[START Data excerpts]

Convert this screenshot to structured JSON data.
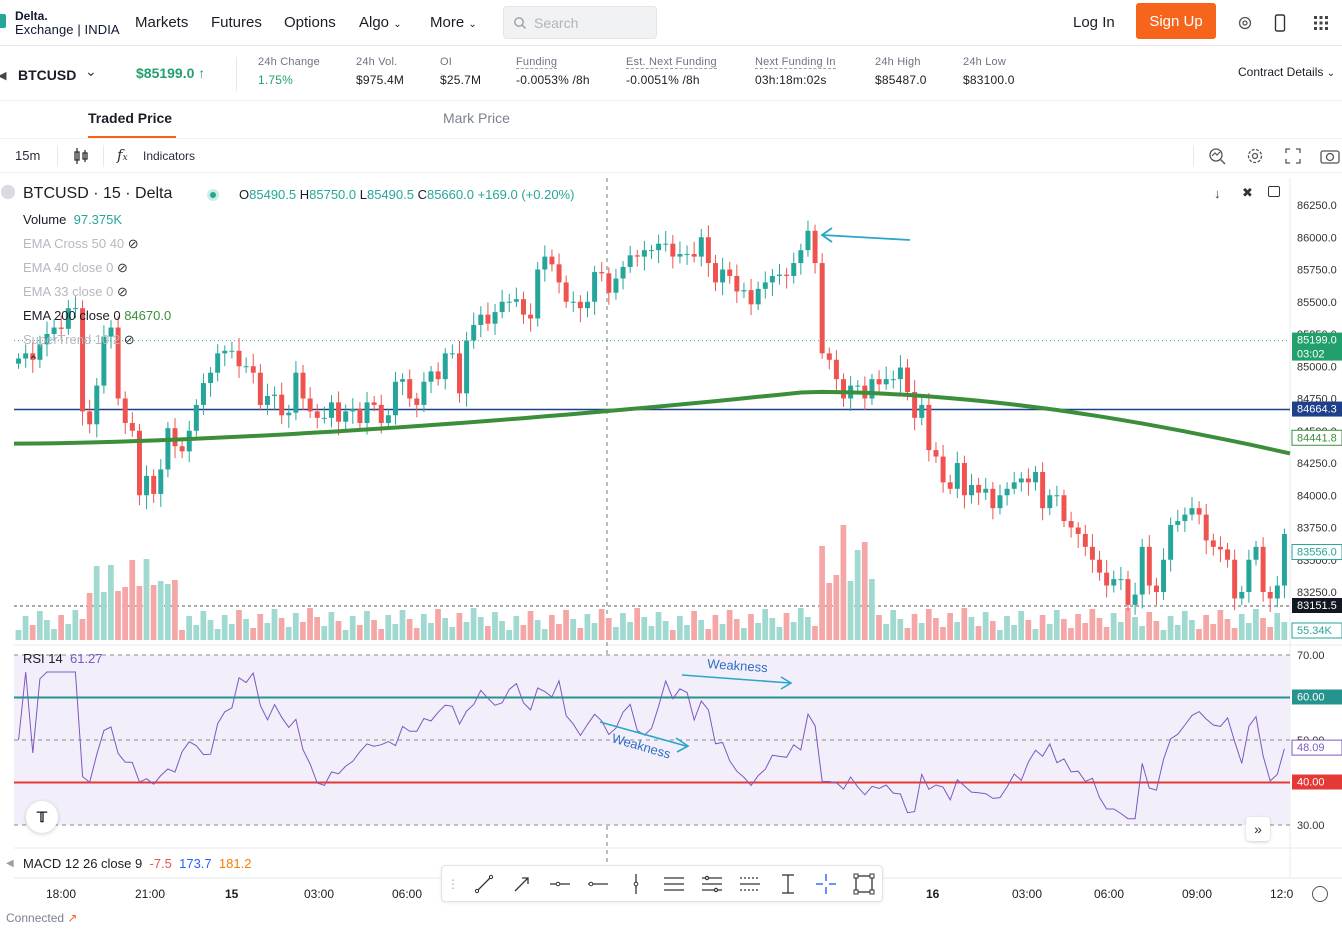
{
  "nav": {
    "logo_line1": "Delta.",
    "logo_line2": "Exchange | INDIA",
    "items": [
      "Markets",
      "Futures",
      "Options",
      "Algo",
      "More"
    ],
    "search_placeholder": "Search",
    "login": "Log In",
    "signup": "Sign Up",
    "signup_color": "#f7641b"
  },
  "ticker": {
    "symbol": "BTCUSD",
    "last_price": "$85199.0 ↑",
    "stats": [
      {
        "label": "24h Change",
        "value": "1.75%",
        "green": true
      },
      {
        "label": "24h Vol.",
        "value": "$975.4M"
      },
      {
        "label": "OI",
        "value": "$25.7M"
      },
      {
        "label": "Funding",
        "value": "-0.0053% /8h"
      },
      {
        "label": "Est. Next Funding",
        "value": "-0.0051% /8h"
      },
      {
        "label": "Next Funding In",
        "value": "03h:18m:02s"
      },
      {
        "label": "24h High",
        "value": "$85487.0"
      },
      {
        "label": "24h Low",
        "value": "$83100.0"
      }
    ],
    "contract_details": "Contract Details"
  },
  "tabs": {
    "traded": "Traded Price",
    "mark": "Mark Price"
  },
  "toolbar": {
    "interval": "15m",
    "indicators": "Indicators"
  },
  "legend": {
    "title": "BTCUSD · 15 · Delta",
    "ohlc": {
      "o": "85490.5",
      "h": "85750.0",
      "l": "85490.5",
      "c": "85660.0",
      "chg": "+169.0 (+0.20%)"
    },
    "volume_label": "Volume",
    "volume_value": "97.375K",
    "ema_cross": "EMA Cross 50 40",
    "ema40": "EMA 40 close 0",
    "ema33": "EMA 33 close 0",
    "ema200": "EMA 200 close 0",
    "ema200_value": "84670.0",
    "supertrend": "SuperTrend 10 2"
  },
  "price_axis": {
    "ticks": [
      "86250.0",
      "86000.0",
      "85750.0",
      "85500.0",
      "85250.0",
      "85000.0",
      "84750.0",
      "84500.0",
      "84250.0",
      "84000.0",
      "83750.0",
      "83500.0",
      "83250.0"
    ],
    "tags": {
      "last": "85199.0",
      "countdown": "03:02",
      "hline": "84664.3",
      "ema": "84441.8",
      "st": "83556.0",
      "cross": "83151.5",
      "vol": "55.34K"
    }
  },
  "rsi": {
    "label": "RSI 14",
    "value": "61.27",
    "ticks": [
      "70.00",
      "50.00",
      "30.00"
    ],
    "tags": {
      "upper": "60.00",
      "lower": "40.00",
      "current": "48.09"
    },
    "annotation": "Weakness"
  },
  "macd": {
    "label": "MACD 12 26 close 9",
    "v1": "-7.5",
    "v2": "173.7",
    "v3": "181.2"
  },
  "time_axis": [
    "18:00",
    "21:00",
    "15",
    "03:00",
    "06:00",
    "16",
    "03:00",
    "06:00",
    "09:00",
    "12:0"
  ],
  "status": {
    "connected": "Connected"
  },
  "colors": {
    "up": "#26a69a",
    "down": "#ef5350",
    "ema": "#3b8f3b",
    "hline": "#1e3f8a",
    "annot": "#2aa6c9",
    "rsi": "#7e57c2"
  },
  "chart_data": {
    "type": "candlestick",
    "series_price": [
      85060,
      85100,
      85050,
      85170,
      85250,
      85300,
      85290,
      85450,
      85450,
      84650,
      84550,
      84850,
      85230,
      85300,
      84750,
      84560,
      84500,
      84000,
      84150,
      84010,
      84200,
      84520,
      84380,
      84340,
      84500,
      84700,
      84870,
      84950,
      85100,
      85120,
      85120,
      85000,
      85000,
      84950,
      84700,
      84770,
      84780,
      84620,
      84640,
      84950,
      84750,
      84650,
      84600,
      84600,
      84720,
      84570,
      84650,
      84670,
      84560,
      84720,
      84700,
      84560,
      84620,
      84880,
      84900,
      84750,
      84700,
      84880,
      84960,
      84900,
      85100,
      85100,
      84790,
      85200,
      85320,
      85400,
      85330,
      85420,
      85500,
      85500,
      85520,
      85400,
      85370,
      85750,
      85850,
      85790,
      85650,
      85500,
      85500,
      85450,
      85500,
      85730,
      85720,
      85570,
      85680,
      85770,
      85860,
      85850,
      85900,
      85900,
      85950,
      85950,
      85850,
      85870,
      85870,
      85850,
      86000,
      85800,
      85650,
      85750,
      85700,
      85580,
      85590,
      85480,
      85600,
      85650,
      85700,
      85710,
      85700,
      85800,
      85900,
      86050,
      85800,
      85100,
      85050,
      84900,
      84750,
      84850,
      84850,
      84750,
      84900,
      84860,
      84900,
      84900,
      84990,
      84800,
      84600,
      84700,
      84350,
      84300,
      84100,
      84050,
      84250,
      84000,
      84080,
      84020,
      84050,
      83900,
      84000,
      84050,
      84100,
      84130,
      84100,
      84180,
      83900,
      84000,
      84000,
      83800,
      83750,
      83700,
      83600,
      83500,
      83400,
      83300,
      83350,
      83350,
      83150,
      83230,
      83600,
      83300,
      83250,
      83500,
      83770,
      83800,
      83850,
      83900,
      83850,
      83650,
      83600,
      83580,
      83500,
      83200,
      83250,
      83500,
      83600,
      83250,
      83200,
      83300,
      83700
    ]
  }
}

[END Data excerpts]

▶ [Exercise task]
Print each line of the material above exactly, with the pictures removed from your copy.

▶ [Answer to the task]
Convert this screenshot to structured JSON data.
{
  "nav": {
    "logo_line1": "Delta.",
    "logo_line2": "Exchange | INDIA",
    "items": [
      "Markets",
      "Futures",
      "Options",
      "Algo",
      "More"
    ],
    "search_placeholder": "Search",
    "login": "Log In",
    "signup": "Sign Up",
    "signup_color": "#f7641b"
  },
  "ticker": {
    "symbol": "BTCUSD",
    "last_price": "$85199.0 ↑",
    "stats": [
      {
        "label": "24h Change",
        "value": "1.75%",
        "green": true
      },
      {
        "label": "24h Vol.",
        "value": "$975.4M"
      },
      {
        "label": "OI",
        "value": "$25.7M"
      },
      {
        "label": "Funding",
        "value": "-0.0053% /8h"
      },
      {
        "label": "Est. Next Funding",
        "value": "-0.0051% /8h"
      },
      {
        "label": "Next Funding In",
        "value": "03h:18m:02s"
      },
      {
        "label": "24h High",
        "value": "$85487.0"
      },
      {
        "label": "24h Low",
        "value": "$83100.0"
      }
    ],
    "contract_details": "Contract Details"
  },
  "tabs": {
    "traded": "Traded Price",
    "mark": "Mark Price"
  },
  "toolbar": {
    "interval": "15m",
    "indicators": "Indicators"
  },
  "legend": {
    "title": "BTCUSD · 15 · Delta",
    "ohlc": {
      "o": "85490.5",
      "h": "85750.0",
      "l": "85490.5",
      "c": "85660.0",
      "chg": "+169.0 (+0.20%)"
    },
    "volume_label": "Volume",
    "volume_value": "97.375K",
    "ema_cross": "EMA Cross 50 40",
    "ema40": "EMA 40 close 0",
    "ema33": "EMA 33 close 0",
    "ema200": "EMA 200 close 0",
    "ema200_value": "84670.0",
    "supertrend": "SuperTrend 10 2"
  },
  "price_axis": {
    "ticks": [
      "86250.0",
      "86000.0",
      "85750.0",
      "85500.0",
      "85250.0",
      "85000.0",
      "84750.0",
      "84500.0",
      "84250.0",
      "84000.0",
      "83750.0",
      "83500.0",
      "83250.0"
    ],
    "tags": {
      "last": "85199.0",
      "countdown": "03:02",
      "hline": "84664.3",
      "ema": "84441.8",
      "st": "83556.0",
      "cross": "83151.5",
      "vol": "55.34K"
    }
  },
  "rsi": {
    "label": "RSI 14",
    "value": "61.27",
    "ticks": [
      "70.00",
      "50.00",
      "30.00"
    ],
    "tags": {
      "upper": "60.00",
      "lower": "40.00",
      "current": "48.09"
    },
    "annotation": "Weakness"
  },
  "macd": {
    "label": "MACD 12 26 close 9",
    "v1": "-7.5",
    "v2": "173.7",
    "v3": "181.2"
  },
  "time_axis": [
    "18:00",
    "21:00",
    "15",
    "03:00",
    "06:00",
    "16",
    "03:00",
    "06:00",
    "09:00",
    "12:0"
  ],
  "status": {
    "connected": "Connected"
  },
  "colors": {
    "up": "#26a69a",
    "down": "#ef5350",
    "ema": "#3b8f3b",
    "hline": "#1e3f8a",
    "annot": "#2aa6c9",
    "rsi": "#7e57c2"
  },
  "chart_data": {
    "type": "candlestick",
    "series_price": [
      85060,
      85100,
      85050,
      85170,
      85250,
      85300,
      85290,
      85450,
      85450,
      84650,
      84550,
      84850,
      85230,
      85300,
      84750,
      84560,
      84500,
      84000,
      84150,
      84010,
      84200,
      84520,
      84380,
      84340,
      84500,
      84700,
      84870,
      84950,
      85100,
      85120,
      85120,
      85000,
      85000,
      84950,
      84700,
      84770,
      84780,
      84620,
      84640,
      84950,
      84750,
      84650,
      84600,
      84600,
      84720,
      84570,
      84650,
      84670,
      84560,
      84720,
      84700,
      84560,
      84620,
      84880,
      84900,
      84750,
      84700,
      84880,
      84960,
      84900,
      85100,
      85100,
      84790,
      85200,
      85320,
      85400,
      85330,
      85420,
      85500,
      85500,
      85520,
      85400,
      85370,
      85750,
      85850,
      85790,
      85650,
      85500,
      85500,
      85450,
      85500,
      85730,
      85720,
      85570,
      85680,
      85770,
      85860,
      85850,
      85900,
      85900,
      85950,
      85950,
      85850,
      85870,
      85870,
      85850,
      86000,
      85800,
      85650,
      85750,
      85700,
      85580,
      85590,
      85480,
      85600,
      85650,
      85700,
      85710,
      85700,
      85800,
      85900,
      86050,
      85800,
      85100,
      85050,
      84900,
      84750,
      84850,
      84850,
      84750,
      84900,
      84860,
      84900,
      84900,
      84990,
      84800,
      84600,
      84700,
      84350,
      84300,
      84100,
      84050,
      84250,
      84000,
      84080,
      84020,
      84050,
      83900,
      84000,
      84050,
      84100,
      84130,
      84100,
      84180,
      83900,
      84000,
      84000,
      83800,
      83750,
      83700,
      83600,
      83500,
      83400,
      83300,
      83350,
      83350,
      83150,
      83230,
      83600,
      83300,
      83250,
      83500,
      83770,
      83800,
      83850,
      83900,
      83850,
      83650,
      83600,
      83580,
      83500,
      83200,
      83250,
      83500,
      83600,
      83250,
      83200,
      83300,
      83700
    ]
  }
}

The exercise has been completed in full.